◆ DIRECTIONS FOR THIS TASK
Retype the listing that follows, exactly as written.
======== SOURCE RECORDS
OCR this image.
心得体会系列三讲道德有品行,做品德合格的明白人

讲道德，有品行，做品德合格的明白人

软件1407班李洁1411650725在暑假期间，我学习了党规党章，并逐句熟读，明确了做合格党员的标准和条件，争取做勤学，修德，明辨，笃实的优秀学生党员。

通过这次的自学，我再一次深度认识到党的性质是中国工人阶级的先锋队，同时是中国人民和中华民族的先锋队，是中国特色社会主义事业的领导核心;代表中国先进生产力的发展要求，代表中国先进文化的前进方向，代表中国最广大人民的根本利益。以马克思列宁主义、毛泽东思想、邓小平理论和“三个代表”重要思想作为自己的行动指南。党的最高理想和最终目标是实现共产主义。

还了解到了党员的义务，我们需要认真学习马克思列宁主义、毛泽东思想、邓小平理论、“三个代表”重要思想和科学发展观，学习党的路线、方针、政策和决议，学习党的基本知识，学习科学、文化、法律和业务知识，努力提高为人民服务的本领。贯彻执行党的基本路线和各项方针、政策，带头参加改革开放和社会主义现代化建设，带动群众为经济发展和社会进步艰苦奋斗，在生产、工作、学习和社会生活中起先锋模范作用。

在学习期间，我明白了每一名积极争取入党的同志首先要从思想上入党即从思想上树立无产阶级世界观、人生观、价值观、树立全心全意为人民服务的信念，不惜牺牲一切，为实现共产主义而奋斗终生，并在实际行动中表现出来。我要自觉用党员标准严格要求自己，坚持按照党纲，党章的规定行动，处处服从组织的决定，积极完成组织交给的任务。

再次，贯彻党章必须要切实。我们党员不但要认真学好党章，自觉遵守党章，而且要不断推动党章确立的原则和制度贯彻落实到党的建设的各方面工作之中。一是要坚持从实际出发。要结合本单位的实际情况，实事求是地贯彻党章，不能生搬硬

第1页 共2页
================
◆ RESULT OF THIS TASK
OCR this image.
心得体会系列三讲道德有品行,做品德合格的明白人

讲道德，有品行，做品德合格的明白人

软件1407班李洁1411650725在暑假期间，我学习了党规党章，并逐句熟读，明确了做合格党员的标准和条件，争取做勤学，修德，明辨，笃实的优秀学生党员。

通过这次的自学，我再一次深度认识到党的性质是中国工人阶级的先锋队，同时是中国人民和中华民族的先锋队，是中国特色社会主义事业的领导核心;代表中国先进生产力的发展要求，代表中国先进文化的前进方向，代表中国最广大人民的根本利益。以马克思列宁主义、毛泽东思想、邓小平理论和“三个代表”重要思想作为自己的行动指南。党的最高理想和最终目标是实现共产主义。

还了解到了党员的义务，我们需要认真学习马克思列宁主义、毛泽东思想、邓小平理论、“三个代表”重要思想和科学发展观，学习党的路线、方针、政策和决议，学习党的基本知识，学习科学、文化、法律和业务知识，努力提高为人民服务的本领。贯彻执行党的基本路线和各项方针、政策，带头参加改革开放和社会主义现代化建设，带动群众为经济发展和社会进步艰苦奋斗，在生产、工作、学习和社会生活中起先锋模范作用。

在学习期间，我明白了每一名积极争取入党的同志首先要从思想上入党即从思想上树立无产阶级世界观、人生观、价值观、树立全心全意为人民服务的信念，不惜牺牲一切，为实现共产主义而奋斗终生，并在实际行动中表现出来。我要自觉用党员标准严格要求自己，坚持按照党纲，党章的规定行动，处处服从组织的决定，积极完成组织交给的任务。

再次，贯彻党章必须要切实。我们党员不但要认真学好党章，自觉遵守党章，而且要不断推动党章确立的原则和制度贯彻落实到党的建设的各方面工作之中。一是要坚持从实际出发。要结合本单位的实际情况，实事求是地贯彻党章，不能生搬硬

第1页 共2页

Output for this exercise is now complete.